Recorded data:
• • • •

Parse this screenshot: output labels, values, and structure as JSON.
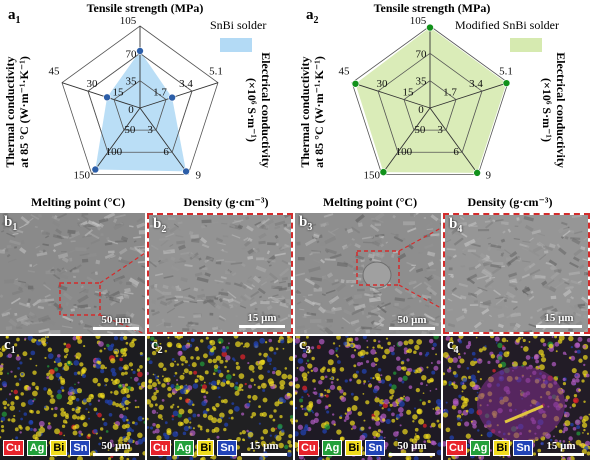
{
  "chart_data": [
    {
      "type": "radar",
      "panel_label": "a",
      "panel_index": "1",
      "axes": [
        {
          "name": "Tensile strength (MPa)",
          "ticks": [
            "0",
            "35",
            "70",
            "105"
          ],
          "max": 105
        },
        {
          "name": "Electrical conductivity (×10⁶ S·m⁻¹)",
          "ticks": [
            "0",
            "1.7",
            "3.4",
            "5.1"
          ],
          "max": 5.1
        },
        {
          "name": "Density (g·cm⁻³)",
          "ticks": [
            "0",
            "3",
            "6",
            "9"
          ],
          "max": 9
        },
        {
          "name": "Melting point (°C)",
          "ticks": [
            "0",
            "50",
            "100",
            "150"
          ],
          "max": 150
        },
        {
          "name": "Thermal conductivity at 85 °C (W·m⁻¹·K⁻¹)",
          "ticks": [
            "0",
            "15",
            "30",
            "45"
          ],
          "max": 45
        }
      ],
      "series": [
        {
          "name": "SnBi solder",
          "values": [
            73,
            2.1,
            8.6,
            139,
            19
          ]
        }
      ],
      "legend_position": "top-right"
    },
    {
      "type": "radar",
      "panel_label": "a",
      "panel_index": "2",
      "axes": [
        {
          "name": "Tensile strength (MPa)",
          "ticks": [
            "0",
            "35",
            "70",
            "105"
          ],
          "max": 105
        },
        {
          "name": "Electrical conductivity (×10⁶ S·m⁻¹)",
          "ticks": [
            "0",
            "1.7",
            "3.4",
            "5.1"
          ],
          "max": 5.1
        },
        {
          "name": "Density (g·cm⁻³)",
          "ticks": [
            "0",
            "3",
            "6",
            "9"
          ],
          "max": 9
        },
        {
          "name": "Melting point (°C)",
          "ticks": [
            "0",
            "50",
            "100",
            "150"
          ],
          "max": 150
        },
        {
          "name": "Thermal conductivity at 85 °C (W·m⁻¹·K⁻¹)",
          "ticks": [
            "0",
            "15",
            "30",
            "45"
          ],
          "max": 45
        }
      ],
      "series": [
        {
          "name": "Modified SnBi solder",
          "values": [
            103,
            5.0,
            8.8,
            145,
            43
          ]
        }
      ],
      "legend_position": "top-right"
    }
  ],
  "radar_labels": {
    "tensile": "Tensile strength (MPa)",
    "thermal_line1": "Thermal conductivity",
    "thermal_line2": "at 85 °C (W·m⁻¹·K⁻¹)",
    "electrical_line1": "Electrical conductivity",
    "electrical_line2": "(×10⁶ S·m⁻¹)",
    "melting": "Melting point (°C)",
    "density": "Density (g·cm⁻³)"
  },
  "colors": {
    "snbi_fill": "#b3daf5",
    "snbi_marker": "#2c5ea8",
    "modified_fill": "#d6eab0",
    "modified_marker": "#11911a",
    "dashed_border": "#d42b2b",
    "sem_gray": "#8a8a8a",
    "eds_cu": "#e8232b",
    "eds_ag": "#23a03a",
    "eds_bi": "#f0dc1e",
    "eds_sn": "#2244b8"
  },
  "panels": {
    "b": [
      {
        "label": "b",
        "index": "1",
        "scale": "50 μm"
      },
      {
        "label": "b",
        "index": "2",
        "scale": "15 μm"
      },
      {
        "label": "b",
        "index": "3",
        "scale": "50 μm"
      },
      {
        "label": "b",
        "index": "4",
        "scale": "15 μm"
      }
    ],
    "c": [
      {
        "label": "c",
        "index": "1",
        "scale": "50 μm"
      },
      {
        "label": "c",
        "index": "2",
        "scale": "15 μm"
      },
      {
        "label": "c",
        "index": "3",
        "scale": "50 μm"
      },
      {
        "label": "c",
        "index": "4",
        "scale": "15 μm"
      }
    ]
  },
  "eds_legend": [
    "Cu",
    "Ag",
    "Bi",
    "Sn"
  ]
}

• • • •

Problem:
Pictures excluded, quote all the data above exactly.

Solution:
Parse this screenshot: output labels, values, and structure as JSON.
{
  "chart_data": [
    {
      "type": "radar",
      "panel_label": "a",
      "panel_index": "1",
      "axes": [
        {
          "name": "Tensile strength (MPa)",
          "ticks": [
            "0",
            "35",
            "70",
            "105"
          ],
          "max": 105
        },
        {
          "name": "Electrical conductivity (×10⁶ S·m⁻¹)",
          "ticks": [
            "0",
            "1.7",
            "3.4",
            "5.1"
          ],
          "max": 5.1
        },
        {
          "name": "Density (g·cm⁻³)",
          "ticks": [
            "0",
            "3",
            "6",
            "9"
          ],
          "max": 9
        },
        {
          "name": "Melting point (°C)",
          "ticks": [
            "0",
            "50",
            "100",
            "150"
          ],
          "max": 150
        },
        {
          "name": "Thermal conductivity at 85 °C (W·m⁻¹·K⁻¹)",
          "ticks": [
            "0",
            "15",
            "30",
            "45"
          ],
          "max": 45
        }
      ],
      "series": [
        {
          "name": "SnBi solder",
          "values": [
            73,
            2.1,
            8.6,
            139,
            19
          ]
        }
      ],
      "legend_position": "top-right"
    },
    {
      "type": "radar",
      "panel_label": "a",
      "panel_index": "2",
      "axes": [
        {
          "name": "Tensile strength (MPa)",
          "ticks": [
            "0",
            "35",
            "70",
            "105"
          ],
          "max": 105
        },
        {
          "name": "Electrical conductivity (×10⁶ S·m⁻¹)",
          "ticks": [
            "0",
            "1.7",
            "3.4",
            "5.1"
          ],
          "max": 5.1
        },
        {
          "name": "Density (g·cm⁻³)",
          "ticks": [
            "0",
            "3",
            "6",
            "9"
          ],
          "max": 9
        },
        {
          "name": "Melting point (°C)",
          "ticks": [
            "0",
            "50",
            "100",
            "150"
          ],
          "max": 150
        },
        {
          "name": "Thermal conductivity at 85 °C (W·m⁻¹·K⁻¹)",
          "ticks": [
            "0",
            "15",
            "30",
            "45"
          ],
          "max": 45
        }
      ],
      "series": [
        {
          "name": "Modified SnBi solder",
          "values": [
            103,
            5.0,
            8.8,
            145,
            43
          ]
        }
      ],
      "legend_position": "top-right"
    }
  ],
  "radar_labels": {
    "tensile": "Tensile strength (MPa)",
    "thermal_line1": "Thermal conductivity",
    "thermal_line2": "at 85 °C (W·m⁻¹·K⁻¹)",
    "electrical_line1": "Electrical conductivity",
    "electrical_line2": "(×10⁶ S·m⁻¹)",
    "melting": "Melting point (°C)",
    "density": "Density (g·cm⁻³)"
  },
  "colors": {
    "snbi_fill": "#b3daf5",
    "snbi_marker": "#2c5ea8",
    "modified_fill": "#d6eab0",
    "modified_marker": "#11911a",
    "dashed_border": "#d42b2b",
    "sem_gray": "#8a8a8a",
    "eds_cu": "#e8232b",
    "eds_ag": "#23a03a",
    "eds_bi": "#f0dc1e",
    "eds_sn": "#2244b8"
  },
  "panels": {
    "b": [
      {
        "label": "b",
        "index": "1",
        "scale": "50 μm"
      },
      {
        "label": "b",
        "index": "2",
        "scale": "15 μm"
      },
      {
        "label": "b",
        "index": "3",
        "scale": "50 μm"
      },
      {
        "label": "b",
        "index": "4",
        "scale": "15 μm"
      }
    ],
    "c": [
      {
        "label": "c",
        "index": "1",
        "scale": "50 μm"
      },
      {
        "label": "c",
        "index": "2",
        "scale": "15 μm"
      },
      {
        "label": "c",
        "index": "3",
        "scale": "50 μm"
      },
      {
        "label": "c",
        "index": "4",
        "scale": "15 μm"
      }
    ]
  },
  "eds_legend": [
    "Cu",
    "Ag",
    "Bi",
    "Sn"
  ]
}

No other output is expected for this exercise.